[INFORMATION SHOWN start]

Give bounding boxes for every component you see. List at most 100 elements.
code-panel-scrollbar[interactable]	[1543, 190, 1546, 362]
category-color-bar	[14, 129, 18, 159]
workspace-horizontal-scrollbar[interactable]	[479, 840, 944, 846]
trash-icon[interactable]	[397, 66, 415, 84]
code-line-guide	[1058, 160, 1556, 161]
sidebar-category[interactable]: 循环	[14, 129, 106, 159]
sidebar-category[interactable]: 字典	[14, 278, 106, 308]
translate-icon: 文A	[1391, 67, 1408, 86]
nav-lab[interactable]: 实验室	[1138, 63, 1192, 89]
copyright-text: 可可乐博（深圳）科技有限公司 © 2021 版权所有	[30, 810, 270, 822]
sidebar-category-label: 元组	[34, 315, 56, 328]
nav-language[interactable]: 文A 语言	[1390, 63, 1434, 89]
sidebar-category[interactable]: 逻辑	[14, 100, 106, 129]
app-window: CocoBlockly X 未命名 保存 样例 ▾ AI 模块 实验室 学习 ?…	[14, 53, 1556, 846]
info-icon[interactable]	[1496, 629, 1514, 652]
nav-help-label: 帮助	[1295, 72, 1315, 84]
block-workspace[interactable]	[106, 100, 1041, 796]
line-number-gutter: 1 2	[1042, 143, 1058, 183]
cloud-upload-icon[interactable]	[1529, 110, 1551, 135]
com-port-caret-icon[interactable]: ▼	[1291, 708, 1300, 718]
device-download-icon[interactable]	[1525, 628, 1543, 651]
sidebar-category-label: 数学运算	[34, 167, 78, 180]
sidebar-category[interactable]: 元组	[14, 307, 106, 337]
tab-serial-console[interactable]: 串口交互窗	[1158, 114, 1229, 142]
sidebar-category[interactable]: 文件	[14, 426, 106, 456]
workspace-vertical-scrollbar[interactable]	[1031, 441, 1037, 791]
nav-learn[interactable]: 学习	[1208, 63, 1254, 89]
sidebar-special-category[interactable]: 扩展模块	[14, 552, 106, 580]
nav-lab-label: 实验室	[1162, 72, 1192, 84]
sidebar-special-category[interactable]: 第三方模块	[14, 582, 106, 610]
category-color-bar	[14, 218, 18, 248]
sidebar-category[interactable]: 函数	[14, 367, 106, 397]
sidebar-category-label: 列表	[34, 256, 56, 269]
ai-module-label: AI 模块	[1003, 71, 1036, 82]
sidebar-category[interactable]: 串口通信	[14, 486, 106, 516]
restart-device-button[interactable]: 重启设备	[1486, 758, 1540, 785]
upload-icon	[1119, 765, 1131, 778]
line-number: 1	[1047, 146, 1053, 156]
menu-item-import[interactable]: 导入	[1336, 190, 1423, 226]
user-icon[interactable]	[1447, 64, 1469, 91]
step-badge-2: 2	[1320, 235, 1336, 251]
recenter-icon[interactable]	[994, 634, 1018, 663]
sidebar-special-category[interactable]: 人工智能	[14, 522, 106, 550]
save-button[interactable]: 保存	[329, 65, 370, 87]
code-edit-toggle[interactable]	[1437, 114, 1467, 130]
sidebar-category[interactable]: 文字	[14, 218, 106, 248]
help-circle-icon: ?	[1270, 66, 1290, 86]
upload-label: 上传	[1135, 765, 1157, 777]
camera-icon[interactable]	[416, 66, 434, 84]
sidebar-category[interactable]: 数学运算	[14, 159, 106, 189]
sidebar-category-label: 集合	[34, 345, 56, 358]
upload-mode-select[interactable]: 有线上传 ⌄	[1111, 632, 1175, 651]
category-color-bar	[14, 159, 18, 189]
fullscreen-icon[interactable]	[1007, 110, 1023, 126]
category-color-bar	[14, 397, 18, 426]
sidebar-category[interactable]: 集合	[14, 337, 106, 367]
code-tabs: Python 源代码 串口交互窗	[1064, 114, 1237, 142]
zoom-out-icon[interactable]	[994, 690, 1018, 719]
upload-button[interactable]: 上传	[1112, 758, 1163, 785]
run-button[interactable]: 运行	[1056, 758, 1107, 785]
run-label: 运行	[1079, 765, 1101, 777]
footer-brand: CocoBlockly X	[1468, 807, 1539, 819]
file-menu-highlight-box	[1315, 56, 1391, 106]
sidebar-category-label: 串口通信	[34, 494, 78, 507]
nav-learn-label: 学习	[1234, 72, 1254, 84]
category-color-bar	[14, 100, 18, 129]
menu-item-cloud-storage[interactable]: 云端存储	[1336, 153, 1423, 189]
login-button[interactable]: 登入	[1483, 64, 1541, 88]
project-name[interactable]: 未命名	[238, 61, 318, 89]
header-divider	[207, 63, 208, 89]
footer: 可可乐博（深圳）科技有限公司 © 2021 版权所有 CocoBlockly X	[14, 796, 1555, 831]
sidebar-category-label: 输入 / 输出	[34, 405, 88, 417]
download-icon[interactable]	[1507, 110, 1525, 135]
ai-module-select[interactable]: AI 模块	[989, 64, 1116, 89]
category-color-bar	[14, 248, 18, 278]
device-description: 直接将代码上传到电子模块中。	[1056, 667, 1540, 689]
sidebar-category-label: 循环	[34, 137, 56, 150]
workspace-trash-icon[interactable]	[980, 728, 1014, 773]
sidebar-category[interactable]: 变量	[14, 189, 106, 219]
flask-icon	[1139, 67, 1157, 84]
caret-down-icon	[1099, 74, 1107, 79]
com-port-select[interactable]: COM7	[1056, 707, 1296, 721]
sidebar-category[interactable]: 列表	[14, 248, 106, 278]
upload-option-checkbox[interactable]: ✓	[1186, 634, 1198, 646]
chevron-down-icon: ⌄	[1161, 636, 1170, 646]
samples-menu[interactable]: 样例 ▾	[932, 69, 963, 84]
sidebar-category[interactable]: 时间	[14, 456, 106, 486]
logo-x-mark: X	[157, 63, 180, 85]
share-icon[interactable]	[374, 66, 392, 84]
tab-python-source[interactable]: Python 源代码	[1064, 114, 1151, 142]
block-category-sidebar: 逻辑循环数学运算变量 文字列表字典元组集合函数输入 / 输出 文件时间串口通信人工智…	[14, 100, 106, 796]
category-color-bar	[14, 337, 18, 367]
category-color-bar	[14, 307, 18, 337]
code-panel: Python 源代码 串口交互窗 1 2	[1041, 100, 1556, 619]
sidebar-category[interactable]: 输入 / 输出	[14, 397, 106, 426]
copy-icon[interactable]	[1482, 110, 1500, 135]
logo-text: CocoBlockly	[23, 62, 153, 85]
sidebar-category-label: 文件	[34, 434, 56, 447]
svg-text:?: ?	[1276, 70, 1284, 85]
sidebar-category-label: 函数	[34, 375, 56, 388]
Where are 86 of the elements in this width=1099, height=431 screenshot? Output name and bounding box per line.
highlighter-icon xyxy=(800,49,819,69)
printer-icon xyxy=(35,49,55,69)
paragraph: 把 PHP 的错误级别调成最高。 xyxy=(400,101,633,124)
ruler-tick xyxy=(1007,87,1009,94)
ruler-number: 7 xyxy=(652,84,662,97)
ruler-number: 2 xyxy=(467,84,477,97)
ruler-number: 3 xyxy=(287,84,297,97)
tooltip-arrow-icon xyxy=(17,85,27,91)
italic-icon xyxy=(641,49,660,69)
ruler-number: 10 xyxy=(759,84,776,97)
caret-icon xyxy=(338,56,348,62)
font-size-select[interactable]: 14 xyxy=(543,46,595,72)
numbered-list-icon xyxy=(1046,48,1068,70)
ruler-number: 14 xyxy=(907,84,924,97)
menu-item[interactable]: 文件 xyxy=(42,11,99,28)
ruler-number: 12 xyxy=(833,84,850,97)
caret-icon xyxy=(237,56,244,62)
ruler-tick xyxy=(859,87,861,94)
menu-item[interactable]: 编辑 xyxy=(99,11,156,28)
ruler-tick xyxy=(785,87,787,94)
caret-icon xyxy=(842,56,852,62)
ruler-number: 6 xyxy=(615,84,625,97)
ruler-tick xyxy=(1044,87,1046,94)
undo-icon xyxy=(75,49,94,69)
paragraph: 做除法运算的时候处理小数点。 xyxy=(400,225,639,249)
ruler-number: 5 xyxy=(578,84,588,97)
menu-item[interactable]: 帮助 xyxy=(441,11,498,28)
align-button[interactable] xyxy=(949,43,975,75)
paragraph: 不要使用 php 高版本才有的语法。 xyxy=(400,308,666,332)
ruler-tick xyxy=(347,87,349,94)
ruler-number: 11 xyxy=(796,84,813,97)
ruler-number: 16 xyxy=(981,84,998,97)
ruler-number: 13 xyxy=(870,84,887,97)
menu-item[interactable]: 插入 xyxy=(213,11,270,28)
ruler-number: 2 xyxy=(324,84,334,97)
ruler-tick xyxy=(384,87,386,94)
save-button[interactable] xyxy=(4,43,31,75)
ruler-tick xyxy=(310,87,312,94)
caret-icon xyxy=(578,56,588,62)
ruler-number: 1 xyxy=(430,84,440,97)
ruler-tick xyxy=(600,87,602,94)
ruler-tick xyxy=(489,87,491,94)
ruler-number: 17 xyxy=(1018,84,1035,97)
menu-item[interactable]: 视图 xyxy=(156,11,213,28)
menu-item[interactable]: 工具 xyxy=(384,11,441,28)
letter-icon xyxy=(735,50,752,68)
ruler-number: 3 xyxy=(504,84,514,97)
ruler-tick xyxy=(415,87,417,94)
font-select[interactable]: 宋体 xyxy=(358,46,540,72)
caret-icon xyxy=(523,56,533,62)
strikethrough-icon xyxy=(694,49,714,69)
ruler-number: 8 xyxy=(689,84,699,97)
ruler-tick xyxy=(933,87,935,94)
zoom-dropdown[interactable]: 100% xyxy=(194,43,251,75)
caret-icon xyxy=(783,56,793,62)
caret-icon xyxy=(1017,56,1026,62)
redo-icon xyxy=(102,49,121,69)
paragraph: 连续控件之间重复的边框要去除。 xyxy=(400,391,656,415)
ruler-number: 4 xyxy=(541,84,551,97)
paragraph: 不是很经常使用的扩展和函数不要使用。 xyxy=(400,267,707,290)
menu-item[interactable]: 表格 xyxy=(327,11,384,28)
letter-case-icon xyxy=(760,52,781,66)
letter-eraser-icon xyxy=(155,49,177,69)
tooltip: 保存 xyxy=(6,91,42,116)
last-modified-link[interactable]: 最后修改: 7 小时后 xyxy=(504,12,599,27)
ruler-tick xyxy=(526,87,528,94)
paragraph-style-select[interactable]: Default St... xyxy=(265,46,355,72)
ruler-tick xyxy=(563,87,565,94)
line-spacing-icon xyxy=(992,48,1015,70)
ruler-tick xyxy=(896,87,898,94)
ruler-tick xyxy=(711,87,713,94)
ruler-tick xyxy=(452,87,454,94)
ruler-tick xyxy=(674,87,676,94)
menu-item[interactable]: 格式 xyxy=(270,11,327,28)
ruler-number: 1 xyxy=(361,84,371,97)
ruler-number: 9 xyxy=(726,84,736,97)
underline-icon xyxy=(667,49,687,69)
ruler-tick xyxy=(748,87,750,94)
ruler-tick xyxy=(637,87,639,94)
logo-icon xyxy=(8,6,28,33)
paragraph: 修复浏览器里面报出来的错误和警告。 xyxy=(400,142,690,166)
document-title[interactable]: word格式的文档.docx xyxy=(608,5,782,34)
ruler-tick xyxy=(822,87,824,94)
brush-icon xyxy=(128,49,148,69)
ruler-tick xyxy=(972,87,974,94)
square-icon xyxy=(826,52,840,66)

[INFORMATION SHOWN end]

EXERCISE AIM — Please rewrite the entries from the start through the line with "522, 106, 550]", changing "trash-icon" to "delete-icon" and leaving everything else unchanged.

REPLY TO THE EXERCISE —
Give bounding boxes for every component you see. List at most 100 elements.
code-panel-scrollbar[interactable]	[1543, 190, 1546, 362]
category-color-bar	[14, 129, 18, 159]
workspace-horizontal-scrollbar[interactable]	[479, 840, 944, 846]
delete-icon[interactable]	[397, 66, 415, 84]
code-line-guide	[1058, 160, 1556, 161]
sidebar-category[interactable]: 循环	[14, 129, 106, 159]
sidebar-category[interactable]: 字典	[14, 278, 106, 308]
translate-icon: 文A	[1391, 67, 1408, 86]
nav-lab[interactable]: 实验室	[1138, 63, 1192, 89]
copyright-text: 可可乐博（深圳）科技有限公司 © 2021 版权所有	[30, 810, 270, 822]
sidebar-category-label: 元组	[34, 315, 56, 328]
nav-language[interactable]: 文A 语言	[1390, 63, 1434, 89]
sidebar-category[interactable]: 逻辑	[14, 100, 106, 129]
app-window: CocoBlockly X 未命名 保存 样例 ▾ AI 模块 实验室 学习 ?…	[14, 53, 1556, 846]
info-icon[interactable]	[1496, 629, 1514, 652]
nav-help-label: 帮助	[1295, 72, 1315, 84]
block-workspace[interactable]	[106, 100, 1041, 796]
line-number-gutter: 1 2	[1042, 143, 1058, 183]
cloud-upload-icon[interactable]	[1529, 110, 1551, 135]
com-port-caret-icon[interactable]: ▼	[1291, 708, 1300, 718]
device-download-icon[interactable]	[1525, 628, 1543, 651]
sidebar-category-label: 数学运算	[34, 167, 78, 180]
sidebar-category[interactable]: 元组	[14, 307, 106, 337]
tab-serial-console[interactable]: 串口交互窗	[1158, 114, 1229, 142]
sidebar-category[interactable]: 文件	[14, 426, 106, 456]
workspace-vertical-scrollbar[interactable]	[1031, 441, 1037, 791]
nav-learn[interactable]: 学习	[1208, 63, 1254, 89]
sidebar-special-category[interactable]: 扩展模块	[14, 552, 106, 580]
nav-lab-label: 实验室	[1162, 72, 1192, 84]
sidebar-special-category[interactable]: 第三方模块	[14, 582, 106, 610]
category-color-bar	[14, 218, 18, 248]
sidebar-category[interactable]: 函数	[14, 367, 106, 397]
sidebar-category-label: 列表	[34, 256, 56, 269]
ai-module-label: AI 模块	[1003, 71, 1036, 82]
sidebar-category[interactable]: 串口通信	[14, 486, 106, 516]
restart-device-button[interactable]: 重启设备	[1486, 758, 1540, 785]
upload-icon	[1119, 765, 1131, 778]
line-number: 1	[1047, 146, 1053, 156]
menu-item-import[interactable]: 导入	[1336, 190, 1423, 226]
user-icon[interactable]	[1447, 64, 1469, 91]
step-badge-2: 2	[1320, 235, 1336, 251]
recenter-icon[interactable]	[994, 634, 1018, 663]
sidebar-special-category[interactable]: 人工智能	[14, 522, 106, 550]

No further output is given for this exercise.